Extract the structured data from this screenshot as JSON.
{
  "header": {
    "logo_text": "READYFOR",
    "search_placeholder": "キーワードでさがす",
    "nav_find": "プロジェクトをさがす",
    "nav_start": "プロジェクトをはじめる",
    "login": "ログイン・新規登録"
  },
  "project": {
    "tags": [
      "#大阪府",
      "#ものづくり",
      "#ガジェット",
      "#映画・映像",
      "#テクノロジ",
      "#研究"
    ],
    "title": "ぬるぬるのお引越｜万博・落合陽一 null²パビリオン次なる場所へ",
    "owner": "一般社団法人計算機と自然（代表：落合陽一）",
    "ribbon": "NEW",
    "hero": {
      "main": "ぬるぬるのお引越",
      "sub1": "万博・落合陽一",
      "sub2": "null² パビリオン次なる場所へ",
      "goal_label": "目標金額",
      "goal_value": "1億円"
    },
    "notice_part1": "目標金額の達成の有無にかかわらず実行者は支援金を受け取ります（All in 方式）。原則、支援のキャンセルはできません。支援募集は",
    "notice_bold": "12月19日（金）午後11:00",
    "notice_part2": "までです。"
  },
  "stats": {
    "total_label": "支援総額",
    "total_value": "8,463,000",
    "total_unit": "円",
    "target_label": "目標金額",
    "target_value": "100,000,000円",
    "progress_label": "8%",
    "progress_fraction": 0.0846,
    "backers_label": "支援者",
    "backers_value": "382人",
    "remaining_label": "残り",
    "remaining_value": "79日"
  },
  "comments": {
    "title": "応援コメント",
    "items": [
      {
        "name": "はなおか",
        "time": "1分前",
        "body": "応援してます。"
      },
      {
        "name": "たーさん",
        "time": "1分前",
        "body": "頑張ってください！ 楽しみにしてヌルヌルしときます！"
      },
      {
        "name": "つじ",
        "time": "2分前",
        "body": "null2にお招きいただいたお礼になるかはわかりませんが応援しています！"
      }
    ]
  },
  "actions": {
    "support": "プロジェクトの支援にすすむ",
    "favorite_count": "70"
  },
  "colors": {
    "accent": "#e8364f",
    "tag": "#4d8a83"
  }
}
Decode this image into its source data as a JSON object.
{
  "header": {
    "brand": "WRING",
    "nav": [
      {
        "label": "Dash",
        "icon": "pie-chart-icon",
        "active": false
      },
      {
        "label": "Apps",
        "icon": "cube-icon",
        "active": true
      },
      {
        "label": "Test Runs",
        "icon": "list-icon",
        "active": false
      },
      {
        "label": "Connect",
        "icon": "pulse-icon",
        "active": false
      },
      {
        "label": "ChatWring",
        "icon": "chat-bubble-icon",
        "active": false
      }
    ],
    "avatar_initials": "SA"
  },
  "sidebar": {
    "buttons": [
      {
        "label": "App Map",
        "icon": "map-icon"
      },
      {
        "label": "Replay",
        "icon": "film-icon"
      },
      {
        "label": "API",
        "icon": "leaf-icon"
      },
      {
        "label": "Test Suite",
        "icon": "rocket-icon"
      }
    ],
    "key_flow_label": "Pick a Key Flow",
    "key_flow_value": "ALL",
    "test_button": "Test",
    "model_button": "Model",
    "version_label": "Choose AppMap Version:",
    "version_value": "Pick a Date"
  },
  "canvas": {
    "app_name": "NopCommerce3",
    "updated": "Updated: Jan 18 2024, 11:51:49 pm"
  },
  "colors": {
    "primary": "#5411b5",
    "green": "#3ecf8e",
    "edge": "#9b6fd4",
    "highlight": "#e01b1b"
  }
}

* * *

* _Set task_: Show every line from the listing above in which the string "data" appears.

* _Output of the exercise_:
Extract the structured data from this screenshot as JSON.
Decode this image into its source data as a JSON object.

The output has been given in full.